> **GIVEN REQUEST**
Copy every one of the entries below line by line, without changing a single character.

> **INFORMATION SUPPLIED**
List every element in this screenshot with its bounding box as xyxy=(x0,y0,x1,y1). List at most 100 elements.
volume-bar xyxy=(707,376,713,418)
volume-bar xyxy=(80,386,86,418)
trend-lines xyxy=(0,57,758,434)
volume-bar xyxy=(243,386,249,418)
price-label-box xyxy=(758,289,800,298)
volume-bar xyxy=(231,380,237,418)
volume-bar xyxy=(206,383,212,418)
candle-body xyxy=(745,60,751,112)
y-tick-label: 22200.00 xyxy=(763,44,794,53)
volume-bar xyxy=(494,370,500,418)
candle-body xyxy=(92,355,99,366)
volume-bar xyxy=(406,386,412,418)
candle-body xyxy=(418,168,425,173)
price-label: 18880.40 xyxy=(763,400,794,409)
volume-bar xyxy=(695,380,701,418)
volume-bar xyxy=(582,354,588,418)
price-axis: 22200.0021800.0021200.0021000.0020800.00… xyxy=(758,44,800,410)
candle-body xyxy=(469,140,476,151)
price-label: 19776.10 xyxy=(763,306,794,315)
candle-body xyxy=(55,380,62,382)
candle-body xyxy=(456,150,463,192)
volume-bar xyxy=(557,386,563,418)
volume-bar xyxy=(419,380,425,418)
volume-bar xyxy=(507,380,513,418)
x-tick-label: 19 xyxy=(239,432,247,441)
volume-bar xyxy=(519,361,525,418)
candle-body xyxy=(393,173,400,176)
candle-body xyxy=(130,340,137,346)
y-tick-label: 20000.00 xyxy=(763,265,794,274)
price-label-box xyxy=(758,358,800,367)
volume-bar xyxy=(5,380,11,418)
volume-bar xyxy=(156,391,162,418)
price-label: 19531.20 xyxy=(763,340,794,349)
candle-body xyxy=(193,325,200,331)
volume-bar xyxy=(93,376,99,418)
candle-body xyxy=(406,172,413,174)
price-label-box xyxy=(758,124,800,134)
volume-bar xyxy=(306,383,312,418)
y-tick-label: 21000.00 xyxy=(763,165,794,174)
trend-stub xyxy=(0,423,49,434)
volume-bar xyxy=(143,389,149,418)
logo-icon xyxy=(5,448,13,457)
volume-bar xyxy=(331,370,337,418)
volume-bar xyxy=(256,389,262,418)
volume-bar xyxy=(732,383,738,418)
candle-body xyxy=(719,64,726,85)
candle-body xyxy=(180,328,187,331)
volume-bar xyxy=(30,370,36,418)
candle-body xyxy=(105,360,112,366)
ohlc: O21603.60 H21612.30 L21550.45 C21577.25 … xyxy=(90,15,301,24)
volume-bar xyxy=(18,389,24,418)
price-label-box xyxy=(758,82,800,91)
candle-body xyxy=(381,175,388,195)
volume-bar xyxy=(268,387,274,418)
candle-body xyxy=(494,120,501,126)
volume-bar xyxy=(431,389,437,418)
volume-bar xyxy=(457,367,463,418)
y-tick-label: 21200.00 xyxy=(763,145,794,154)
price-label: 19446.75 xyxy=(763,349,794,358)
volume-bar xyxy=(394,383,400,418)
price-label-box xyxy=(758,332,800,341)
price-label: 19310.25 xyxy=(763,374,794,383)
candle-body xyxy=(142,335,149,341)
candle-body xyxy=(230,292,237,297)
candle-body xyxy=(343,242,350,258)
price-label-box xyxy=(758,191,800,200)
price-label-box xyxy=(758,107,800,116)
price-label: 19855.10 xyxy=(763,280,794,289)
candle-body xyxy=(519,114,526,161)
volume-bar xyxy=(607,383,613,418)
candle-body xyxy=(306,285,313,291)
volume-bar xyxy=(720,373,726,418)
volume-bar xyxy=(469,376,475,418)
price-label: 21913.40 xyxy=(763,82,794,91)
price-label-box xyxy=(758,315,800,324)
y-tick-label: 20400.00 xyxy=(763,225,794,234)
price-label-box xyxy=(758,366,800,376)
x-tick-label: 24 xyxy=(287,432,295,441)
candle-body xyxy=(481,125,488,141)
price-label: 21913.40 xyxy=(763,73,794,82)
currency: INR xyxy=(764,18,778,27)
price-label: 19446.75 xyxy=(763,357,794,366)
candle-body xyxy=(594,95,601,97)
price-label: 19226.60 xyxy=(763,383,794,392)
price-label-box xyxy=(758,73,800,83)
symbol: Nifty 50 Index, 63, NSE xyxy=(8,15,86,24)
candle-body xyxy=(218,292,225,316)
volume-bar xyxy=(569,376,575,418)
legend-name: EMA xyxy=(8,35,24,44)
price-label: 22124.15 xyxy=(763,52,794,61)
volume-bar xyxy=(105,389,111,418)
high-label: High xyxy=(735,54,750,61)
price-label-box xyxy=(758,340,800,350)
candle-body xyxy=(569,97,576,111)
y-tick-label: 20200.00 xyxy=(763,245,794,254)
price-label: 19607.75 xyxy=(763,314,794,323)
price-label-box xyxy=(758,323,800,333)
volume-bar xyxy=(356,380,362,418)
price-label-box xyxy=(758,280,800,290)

> **TASK RESULT**
List every element in this screenshot with its bounding box as xyxy=(x0,y0,x1,y1). List at most 100 elements.
volume-bar xyxy=(707,376,713,418)
volume-bar xyxy=(80,386,86,418)
trend-lines xyxy=(0,57,758,434)
volume-bar xyxy=(243,386,249,418)
price-label-box xyxy=(758,289,800,298)
volume-bar xyxy=(231,380,237,418)
volume-bar xyxy=(206,383,212,418)
candle-body xyxy=(745,60,751,112)
y-tick-label: 22200.00 xyxy=(763,44,794,53)
volume-bar xyxy=(494,370,500,418)
candle-body xyxy=(92,355,99,366)
volume-bar xyxy=(406,386,412,418)
candle-body xyxy=(418,168,425,173)
price-label: 18880.40 xyxy=(763,400,794,409)
volume-bar xyxy=(695,380,701,418)
volume-bar xyxy=(582,354,588,418)
price-axis: 22200.0021800.0021200.0021000.0020800.00… xyxy=(758,44,800,410)
candle-body xyxy=(469,140,476,151)
price-label: 19776.10 xyxy=(763,306,794,315)
candle-body xyxy=(55,380,62,382)
candle-body xyxy=(456,150,463,192)
volume-bar xyxy=(557,386,563,418)
volume-bar xyxy=(419,380,425,418)
volume-bar xyxy=(507,380,513,418)
x-tick-label: 19 xyxy=(239,432,247,441)
volume-bar xyxy=(519,361,525,418)
candle-body xyxy=(393,173,400,176)
candle-body xyxy=(130,340,137,346)
y-tick-label: 20000.00 xyxy=(763,265,794,274)
price-label-box xyxy=(758,358,800,367)
volume-bar xyxy=(5,380,11,418)
volume-bar xyxy=(156,391,162,418)
price-label: 19531.20 xyxy=(763,340,794,349)
candle-body xyxy=(193,325,200,331)
volume-bar xyxy=(93,376,99,418)
candle-body xyxy=(406,172,413,174)
price-label-box xyxy=(758,124,800,134)
volume-bar xyxy=(306,383,312,418)
y-tick-label: 21000.00 xyxy=(763,165,794,174)
trend-stub xyxy=(0,423,49,434)
volume-bar xyxy=(143,389,149,418)
logo-icon xyxy=(5,448,13,457)
volume-bar xyxy=(331,370,337,418)
volume-bar xyxy=(256,389,262,418)
volume-bar xyxy=(732,383,738,418)
candle-body xyxy=(719,64,726,85)
candle-body xyxy=(180,328,187,331)
volume-bar xyxy=(30,370,36,418)
candle-body xyxy=(105,360,112,366)
ohlc: O21603.60 H21612.30 L21550.45 C21577.25 … xyxy=(90,15,301,24)
volume-bar xyxy=(18,389,24,418)
price-label-box xyxy=(758,82,800,91)
candle-body xyxy=(381,175,388,195)
volume-bar xyxy=(268,387,274,418)
candle-body xyxy=(494,120,501,126)
volume-bar xyxy=(431,389,437,418)
volume-bar xyxy=(457,367,463,418)
y-tick-label: 21200.00 xyxy=(763,145,794,154)
price-label: 19446.75 xyxy=(763,349,794,358)
volume-bar xyxy=(394,383,400,418)
price-label-box xyxy=(758,332,800,341)
price-label: 19310.25 xyxy=(763,374,794,383)
candle-body xyxy=(142,335,149,341)
candle-body xyxy=(230,292,237,297)
candle-body xyxy=(343,242,350,258)
price-label-box xyxy=(758,191,800,200)
price-label-box xyxy=(758,107,800,116)
price-label: 19855.10 xyxy=(763,280,794,289)
candle-body xyxy=(519,114,526,161)
volume-bar xyxy=(607,383,613,418)
candle-body xyxy=(306,285,313,291)
volume-bar xyxy=(720,373,726,418)
volume-bar xyxy=(469,376,475,418)
price-label: 21913.40 xyxy=(763,82,794,91)
price-label-box xyxy=(758,315,800,324)
y-tick-label: 20400.00 xyxy=(763,225,794,234)
price-label-box xyxy=(758,366,800,376)
x-tick-label: 24 xyxy=(287,432,295,441)
candle-body xyxy=(481,125,488,141)
price-label: 21913.40 xyxy=(763,73,794,82)
currency: INR xyxy=(764,18,778,27)
price-label: 19446.75 xyxy=(763,357,794,366)
candle-body xyxy=(594,95,601,97)
price-label: 19226.60 xyxy=(763,383,794,392)
price-label-box xyxy=(758,73,800,83)
symbol: Nifty 50 Index, 63, NSE xyxy=(8,15,86,24)
candle-body xyxy=(218,292,225,316)
volume-bar xyxy=(569,376,575,418)
legend-name: EMA xyxy=(8,35,24,44)
price-label: 22124.15 xyxy=(763,52,794,61)
volume-bar xyxy=(105,389,111,418)
high-label: High xyxy=(735,54,750,61)
price-label-box xyxy=(758,340,800,350)
candle-body xyxy=(569,97,576,111)
y-tick-label: 20200.00 xyxy=(763,245,794,254)
price-label: 19607.75 xyxy=(763,314,794,323)
price-label-box xyxy=(758,323,800,333)
volume-bar xyxy=(356,380,362,418)
price-label-box xyxy=(758,280,800,290)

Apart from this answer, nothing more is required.